What the task asks: Leaving out the pictures, transcribe all of the records faithfully.

Dataset records on visual material
:::::
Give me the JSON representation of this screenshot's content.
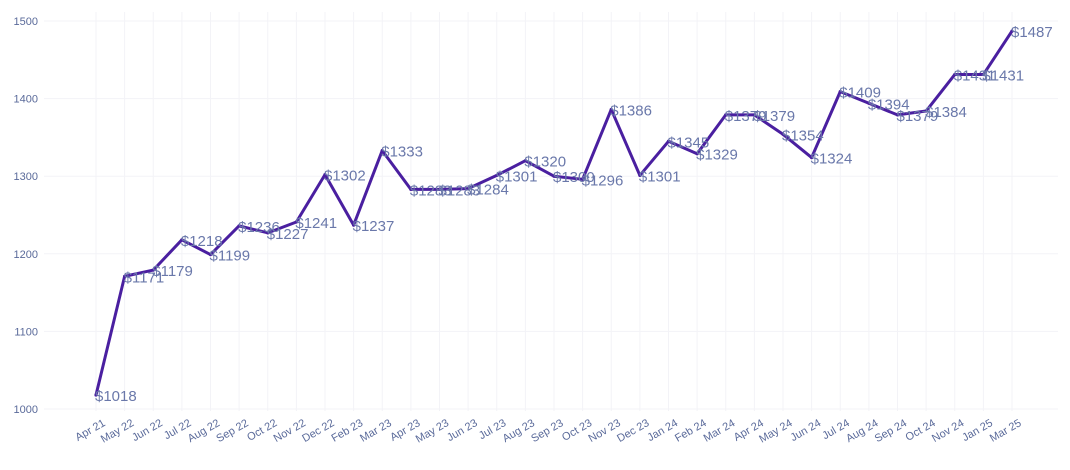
{
  "colors": {
    "line": "#4a1fa0",
    "grid": "#f3f3f7",
    "tick_text": "#5a6a9a",
    "label_text": "#6a78aa",
    "background": "#ffffff"
  },
  "chart_data": {
    "type": "line",
    "title": "",
    "xlabel": "",
    "ylabel": "",
    "ylim": [
      1000,
      1500
    ],
    "yticks": [
      "1000",
      "1100",
      "1200",
      "1300",
      "1400",
      "1500"
    ],
    "ytick_values": [
      1000,
      1100,
      1200,
      1300,
      1400,
      1500
    ],
    "grid": true,
    "legend": "none",
    "x": [
      "Apr 21",
      "May 22",
      "Jun 22",
      "Jul 22",
      "Aug 22",
      "Sep 22",
      "Oct 22",
      "Nov 22",
      "Dec 22",
      "Feb 23",
      "Mar 23",
      "Apr 23",
      "May 23",
      "Jun 23",
      "Jul 23",
      "Aug 23",
      "Sep 23",
      "Oct 23",
      "Nov 23",
      "Dec 23",
      "Jan 24",
      "Feb 24",
      "Mar 24",
      "Apr 24",
      "May 24",
      "Jun 24",
      "Jul 24",
      "Aug 24",
      "Sep 24",
      "Oct 24",
      "Nov 24",
      "Jan 25",
      "Mar 25"
    ],
    "series": [
      {
        "values": [
          1018,
          1171,
          1179,
          1218,
          1199,
          1236,
          1227,
          1241,
          1302,
          1237,
          1333,
          1283,
          1283,
          1284,
          1301,
          1320,
          1300,
          1296,
          1386,
          1301,
          1345,
          1329,
          1379,
          1379,
          1354,
          1324,
          1409,
          1394,
          1379,
          1384,
          1431,
          1431,
          1487
        ],
        "labels": [
          "$1018",
          "$1171",
          "$1179",
          "$1218",
          "$1199",
          "$1236",
          "$1227",
          "$1241",
          "$1302",
          "$1237",
          "$1333",
          "$1283",
          "$1283",
          "$1284",
          "$1301",
          "$1320",
          "$1300",
          "$1296",
          "$1386",
          "$1301",
          "$1345",
          "$1329",
          "$1379",
          "$1379",
          "$1354",
          "$1324",
          "$1409",
          "$1394",
          "$1379",
          "$1384",
          "$1431",
          "$1431",
          "$1487"
        ]
      }
    ]
  }
}
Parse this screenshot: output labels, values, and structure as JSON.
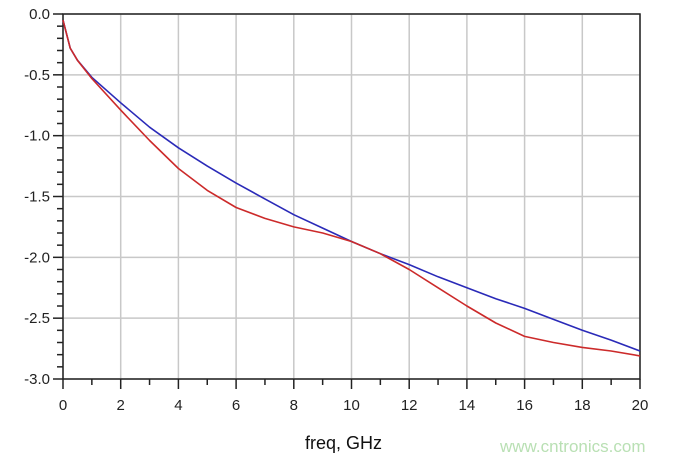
{
  "chart_data": {
    "type": "line",
    "title": "",
    "xlabel": "freq, GHz",
    "ylabel": "",
    "xlim": [
      0,
      20
    ],
    "ylim": [
      -3.0,
      0.0
    ],
    "xticks": [
      "0",
      "2",
      "4",
      "6",
      "8",
      "10",
      "12",
      "14",
      "16",
      "18",
      "20"
    ],
    "yticks": [
      "0.0",
      "-0.5",
      "-1.0",
      "-1.5",
      "-2.0",
      "-2.5",
      "-3.0"
    ],
    "grid": true,
    "x": [
      0,
      0.25,
      0.5,
      1,
      2,
      3,
      4,
      5,
      6,
      7,
      8,
      9,
      10,
      11,
      12,
      13,
      14,
      15,
      16,
      17,
      18,
      19,
      20
    ],
    "series": [
      {
        "color": "#2a2ab8",
        "values": [
          -0.05,
          -0.28,
          -0.38,
          -0.52,
          -0.73,
          -0.93,
          -1.1,
          -1.25,
          -1.39,
          -1.52,
          -1.65,
          -1.76,
          -1.87,
          -1.97,
          -2.06,
          -2.16,
          -2.25,
          -2.34,
          -2.42,
          -2.51,
          -2.6,
          -2.68,
          -2.77
        ]
      },
      {
        "color": "#cc2a2a",
        "values": [
          -0.05,
          -0.28,
          -0.38,
          -0.53,
          -0.79,
          -1.04,
          -1.27,
          -1.45,
          -1.59,
          -1.68,
          -1.75,
          -1.8,
          -1.87,
          -1.97,
          -2.1,
          -2.25,
          -2.4,
          -2.54,
          -2.65,
          -2.7,
          -2.74,
          -2.77,
          -2.81
        ]
      }
    ]
  },
  "watermark": "www.cntronics.com"
}
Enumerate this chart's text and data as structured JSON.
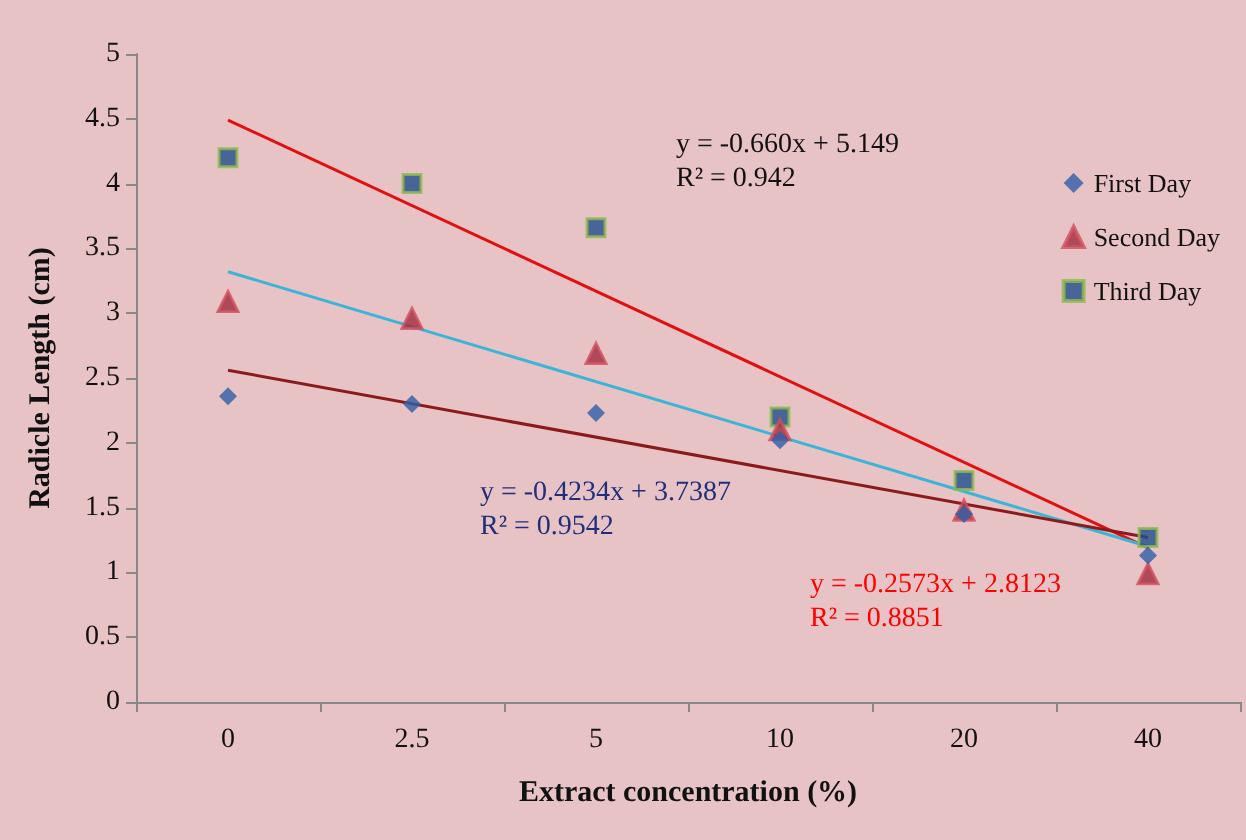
{
  "chart_data": {
    "type": "scatter",
    "xlabel": "Extract concentration (%)",
    "ylabel": "Radicle Length (cm)",
    "categories": [
      "0",
      "2.5",
      "5",
      "10",
      "20",
      "40"
    ],
    "ylim": [
      0,
      5
    ],
    "yticks": [
      0,
      0.5,
      1,
      1.5,
      2,
      2.5,
      3,
      3.5,
      4,
      4.5,
      5
    ],
    "grid": false,
    "legend": "top right",
    "series": [
      {
        "name": "First Day",
        "color": "#2e5fa8",
        "marker": "diamond",
        "values": [
          2.36,
          2.3,
          2.23,
          2.02,
          1.45,
          1.13
        ]
      },
      {
        "name": "Second Day",
        "color": "#9e2a3c",
        "marker": "triangle",
        "values": [
          3.09,
          2.96,
          2.69,
          2.1,
          1.48,
          0.99
        ]
      },
      {
        "name": "Third Day",
        "color": "#1f4e8c",
        "marker": "square",
        "values": [
          4.2,
          4.0,
          3.66,
          2.2,
          1.71,
          1.27
        ]
      },
      {
        "type": "line",
        "color": "#e01010",
        "marker": "none",
        "x": [
          "0",
          "40"
        ],
        "values": [
          4.49,
          1.19
        ]
      },
      {
        "type": "line",
        "color": "#3cb4d8",
        "marker": "none",
        "x": [
          "0",
          "40"
        ],
        "values": [
          3.32,
          1.2
        ]
      },
      {
        "type": "line",
        "color": "#8b1a1a",
        "marker": "none",
        "x": [
          "0",
          "40"
        ],
        "values": [
          2.56,
          1.27
        ]
      }
    ],
    "annotations": [
      "y = -0.660x + 5.149\nR² = 0.942",
      "y = -0.4234x + 3.7387\nR² = 0.9542",
      "y = -0.2573x + 2.8123\nR² = 0.8851"
    ]
  }
}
:::::
Full solution:
Give me the JSON representation of this screenshot's content.
{
  "colors": {
    "line": "#4a1fa0",
    "grid": "#f3f3f7",
    "tick_text": "#5a6a9a",
    "label_text": "#6a78aa",
    "background": "#ffffff"
  },
  "chart_data": {
    "type": "line",
    "title": "",
    "xlabel": "",
    "ylabel": "",
    "ylim": [
      1000,
      1500
    ],
    "yticks": [
      "1000",
      "1100",
      "1200",
      "1300",
      "1400",
      "1500"
    ],
    "ytick_values": [
      1000,
      1100,
      1200,
      1300,
      1400,
      1500
    ],
    "grid": true,
    "legend": "none",
    "x": [
      "Apr 21",
      "May 22",
      "Jun 22",
      "Jul 22",
      "Aug 22",
      "Sep 22",
      "Oct 22",
      "Nov 22",
      "Dec 22",
      "Feb 23",
      "Mar 23",
      "Apr 23",
      "May 23",
      "Jun 23",
      "Jul 23",
      "Aug 23",
      "Sep 23",
      "Oct 23",
      "Nov 23",
      "Dec 23",
      "Jan 24",
      "Feb 24",
      "Mar 24",
      "Apr 24",
      "May 24",
      "Jun 24",
      "Jul 24",
      "Aug 24",
      "Sep 24",
      "Oct 24",
      "Nov 24",
      "Jan 25",
      "Mar 25"
    ],
    "series": [
      {
        "values": [
          1018,
          1171,
          1179,
          1218,
          1199,
          1236,
          1227,
          1241,
          1302,
          1237,
          1333,
          1283,
          1283,
          1284,
          1301,
          1320,
          1300,
          1296,
          1386,
          1301,
          1345,
          1329,
          1379,
          1379,
          1354,
          1324,
          1409,
          1394,
          1379,
          1384,
          1431,
          1431,
          1487
        ],
        "labels": [
          "$1018",
          "$1171",
          "$1179",
          "$1218",
          "$1199",
          "$1236",
          "$1227",
          "$1241",
          "$1302",
          "$1237",
          "$1333",
          "$1283",
          "$1283",
          "$1284",
          "$1301",
          "$1320",
          "$1300",
          "$1296",
          "$1386",
          "$1301",
          "$1345",
          "$1329",
          "$1379",
          "$1379",
          "$1354",
          "$1324",
          "$1409",
          "$1394",
          "$1379",
          "$1384",
          "$1431",
          "$1431",
          "$1487"
        ]
      }
    ]
  }
}
Parse this screenshot: output labels, values, and structure as JSON.
{
  "chart_data": {
    "type": "line",
    "title": "",
    "xlabel": "freq, GHz",
    "ylabel": "",
    "xlim": [
      0,
      20
    ],
    "ylim": [
      -3.0,
      0.0
    ],
    "xticks": [
      "0",
      "2",
      "4",
      "6",
      "8",
      "10",
      "12",
      "14",
      "16",
      "18",
      "20"
    ],
    "yticks": [
      "0.0",
      "-0.5",
      "-1.0",
      "-1.5",
      "-2.0",
      "-2.5",
      "-3.0"
    ],
    "grid": true,
    "x": [
      0,
      0.25,
      0.5,
      1,
      2,
      3,
      4,
      5,
      6,
      7,
      8,
      9,
      10,
      11,
      12,
      13,
      14,
      15,
      16,
      17,
      18,
      19,
      20
    ],
    "series": [
      {
        "color": "#2a2ab8",
        "values": [
          -0.05,
          -0.28,
          -0.38,
          -0.52,
          -0.73,
          -0.93,
          -1.1,
          -1.25,
          -1.39,
          -1.52,
          -1.65,
          -1.76,
          -1.87,
          -1.97,
          -2.06,
          -2.16,
          -2.25,
          -2.34,
          -2.42,
          -2.51,
          -2.6,
          -2.68,
          -2.77
        ]
      },
      {
        "color": "#cc2a2a",
        "values": [
          -0.05,
          -0.28,
          -0.38,
          -0.53,
          -0.79,
          -1.04,
          -1.27,
          -1.45,
          -1.59,
          -1.68,
          -1.75,
          -1.8,
          -1.87,
          -1.97,
          -2.1,
          -2.25,
          -2.4,
          -2.54,
          -2.65,
          -2.7,
          -2.74,
          -2.77,
          -2.81
        ]
      }
    ]
  },
  "watermark": "www.cntronics.com"
}
Enumerate this chart's text and data as structured JSON.
{
  "chart_data": {
    "type": "scatter",
    "xlabel": "Extract concentration (%)",
    "ylabel": "Radicle Length (cm)",
    "categories": [
      "0",
      "2.5",
      "5",
      "10",
      "20",
      "40"
    ],
    "ylim": [
      0,
      5
    ],
    "yticks": [
      0,
      0.5,
      1,
      1.5,
      2,
      2.5,
      3,
      3.5,
      4,
      4.5,
      5
    ],
    "grid": false,
    "legend": "top right",
    "series": [
      {
        "name": "First Day",
        "color": "#2e5fa8",
        "marker": "diamond",
        "values": [
          2.36,
          2.3,
          2.23,
          2.02,
          1.45,
          1.13
        ]
      },
      {
        "name": "Second Day",
        "color": "#9e2a3c",
        "marker": "triangle",
        "values": [
          3.09,
          2.96,
          2.69,
          2.1,
          1.48,
          0.99
        ]
      },
      {
        "name": "Third Day",
        "color": "#1f4e8c",
        "marker": "square",
        "values": [
          4.2,
          4.0,
          3.66,
          2.2,
          1.71,
          1.27
        ]
      },
      {
        "type": "line",
        "color": "#e01010",
        "marker": "none",
        "x": [
          "0",
          "40"
        ],
        "values": [
          4.49,
          1.19
        ]
      },
      {
        "type": "line",
        "color": "#3cb4d8",
        "marker": "none",
        "x": [
          "0",
          "40"
        ],
        "values": [
          3.32,
          1.2
        ]
      },
      {
        "type": "line",
        "color": "#8b1a1a",
        "marker": "none",
        "x": [
          "0",
          "40"
        ],
        "values": [
          2.56,
          1.27
        ]
      }
    ],
    "annotations": [
      "y = -0.660x + 5.149\nR² = 0.942",
      "y = -0.4234x + 3.7387\nR² = 0.9542",
      "y = -0.2573x + 2.8123\nR² = 0.8851"
    ]
  }
}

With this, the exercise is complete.